- [What is required] Extract all lines in the data that contain the word "Options".
* start Dataset extract *
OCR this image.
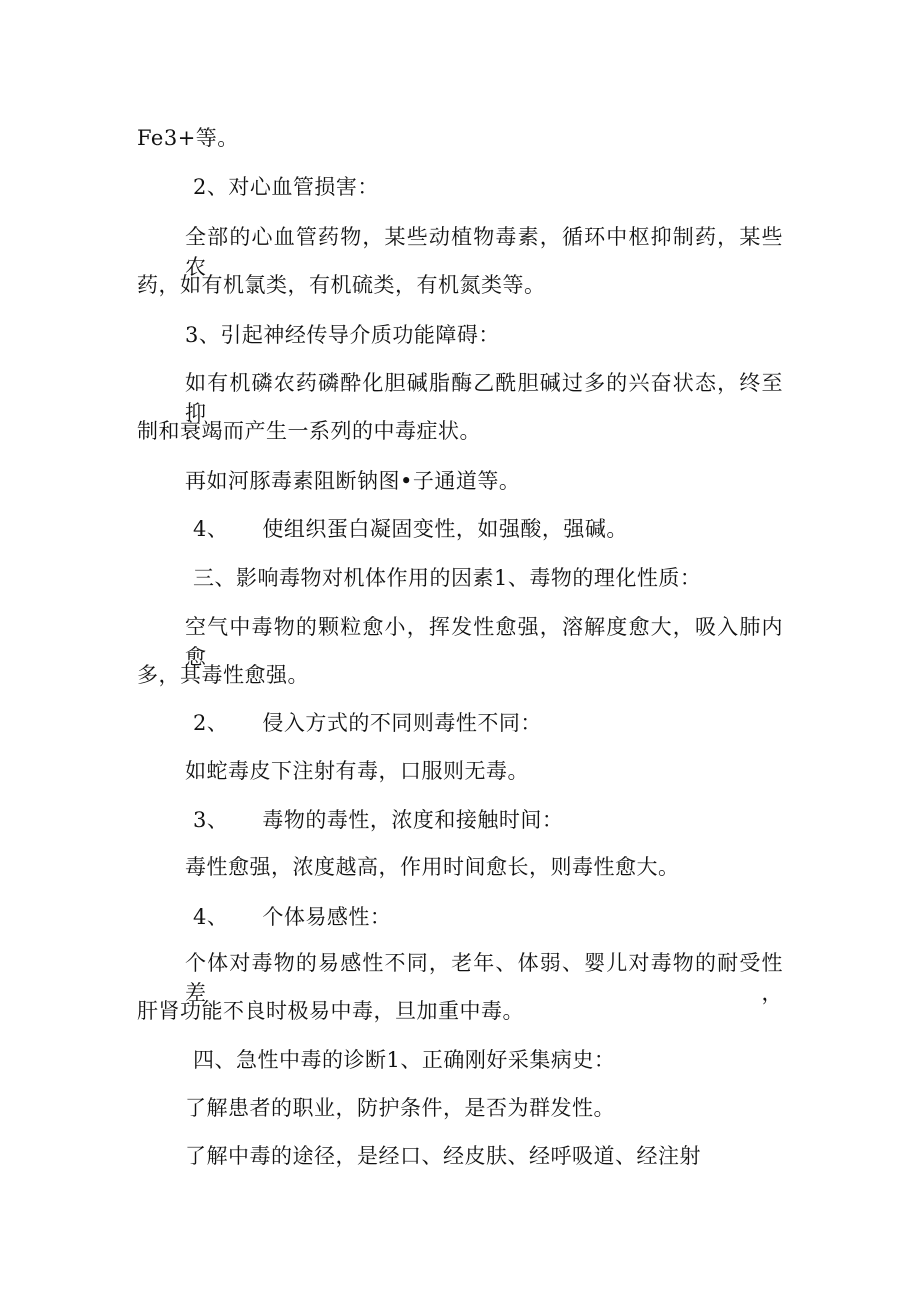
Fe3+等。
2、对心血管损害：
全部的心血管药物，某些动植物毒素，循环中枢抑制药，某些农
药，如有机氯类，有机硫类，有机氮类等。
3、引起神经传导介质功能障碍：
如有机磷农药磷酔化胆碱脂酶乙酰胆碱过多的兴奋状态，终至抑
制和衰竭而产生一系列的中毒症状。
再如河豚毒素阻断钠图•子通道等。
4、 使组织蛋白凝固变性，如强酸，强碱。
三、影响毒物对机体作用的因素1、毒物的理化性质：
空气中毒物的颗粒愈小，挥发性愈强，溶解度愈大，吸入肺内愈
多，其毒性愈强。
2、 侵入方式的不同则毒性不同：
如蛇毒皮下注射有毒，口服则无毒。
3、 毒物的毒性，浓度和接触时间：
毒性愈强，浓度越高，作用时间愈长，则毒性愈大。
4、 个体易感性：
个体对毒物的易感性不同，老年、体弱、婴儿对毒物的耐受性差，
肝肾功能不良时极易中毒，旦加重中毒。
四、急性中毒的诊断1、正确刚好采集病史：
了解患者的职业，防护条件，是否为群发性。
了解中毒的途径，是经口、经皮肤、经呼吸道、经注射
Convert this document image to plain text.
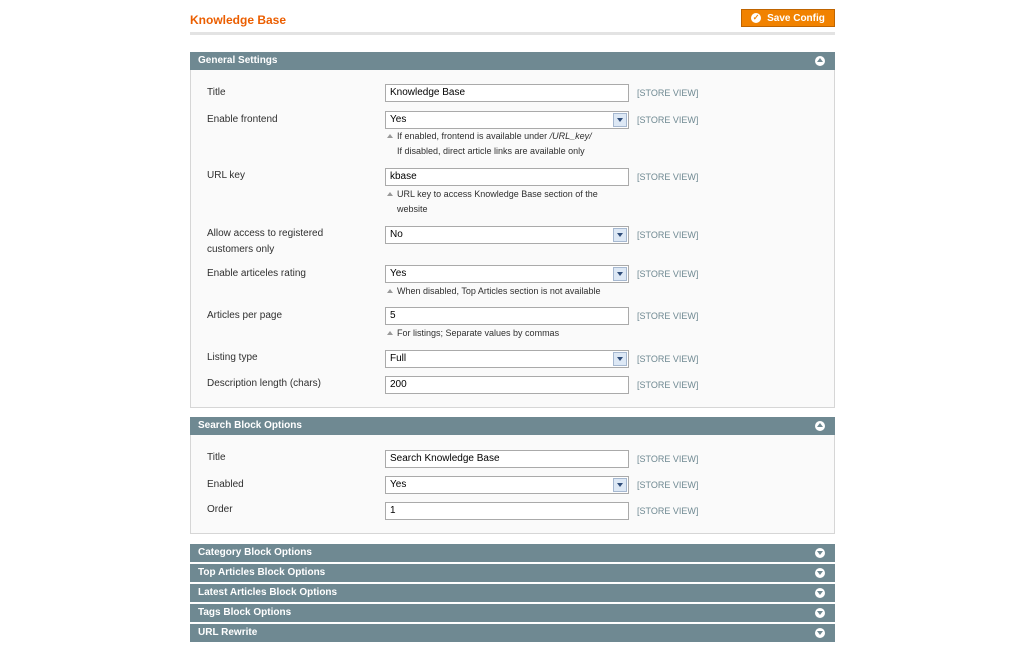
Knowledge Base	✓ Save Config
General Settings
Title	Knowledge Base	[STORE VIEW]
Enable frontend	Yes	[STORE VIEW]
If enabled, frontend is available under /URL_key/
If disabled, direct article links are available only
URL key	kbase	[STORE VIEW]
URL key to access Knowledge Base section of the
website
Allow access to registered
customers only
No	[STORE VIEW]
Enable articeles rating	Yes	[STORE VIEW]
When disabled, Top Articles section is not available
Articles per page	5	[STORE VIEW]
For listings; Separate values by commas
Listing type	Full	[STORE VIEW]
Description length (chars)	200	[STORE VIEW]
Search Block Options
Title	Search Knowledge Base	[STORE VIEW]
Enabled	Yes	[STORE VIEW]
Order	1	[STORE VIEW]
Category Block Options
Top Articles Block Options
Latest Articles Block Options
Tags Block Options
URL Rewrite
* end Dataset extract *
* start Dataset extract *
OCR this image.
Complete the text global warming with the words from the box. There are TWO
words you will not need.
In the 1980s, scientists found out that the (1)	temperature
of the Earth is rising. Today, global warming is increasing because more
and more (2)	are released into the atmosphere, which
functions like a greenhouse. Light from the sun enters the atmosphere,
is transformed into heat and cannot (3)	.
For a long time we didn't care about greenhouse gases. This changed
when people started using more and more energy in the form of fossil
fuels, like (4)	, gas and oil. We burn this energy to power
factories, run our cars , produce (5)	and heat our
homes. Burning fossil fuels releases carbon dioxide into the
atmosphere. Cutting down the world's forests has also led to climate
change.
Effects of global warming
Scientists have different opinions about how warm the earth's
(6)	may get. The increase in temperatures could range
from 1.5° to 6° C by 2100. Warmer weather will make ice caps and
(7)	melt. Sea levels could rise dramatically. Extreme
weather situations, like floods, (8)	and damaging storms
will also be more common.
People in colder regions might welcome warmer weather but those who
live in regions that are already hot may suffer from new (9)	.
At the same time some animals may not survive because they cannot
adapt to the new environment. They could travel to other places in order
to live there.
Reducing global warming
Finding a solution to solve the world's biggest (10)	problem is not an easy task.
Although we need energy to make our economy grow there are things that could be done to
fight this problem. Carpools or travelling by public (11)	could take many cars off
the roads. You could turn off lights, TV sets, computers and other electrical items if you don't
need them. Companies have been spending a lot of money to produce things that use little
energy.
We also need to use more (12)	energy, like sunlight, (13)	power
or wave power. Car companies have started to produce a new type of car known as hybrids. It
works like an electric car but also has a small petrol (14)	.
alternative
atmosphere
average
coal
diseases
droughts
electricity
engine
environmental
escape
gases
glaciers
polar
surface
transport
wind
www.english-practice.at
* end Dataset extract *
- [Answer in full]
Search Block Options
Category Block Options
Top Articles Block Options
Latest Articles Block Options
Tags Block Options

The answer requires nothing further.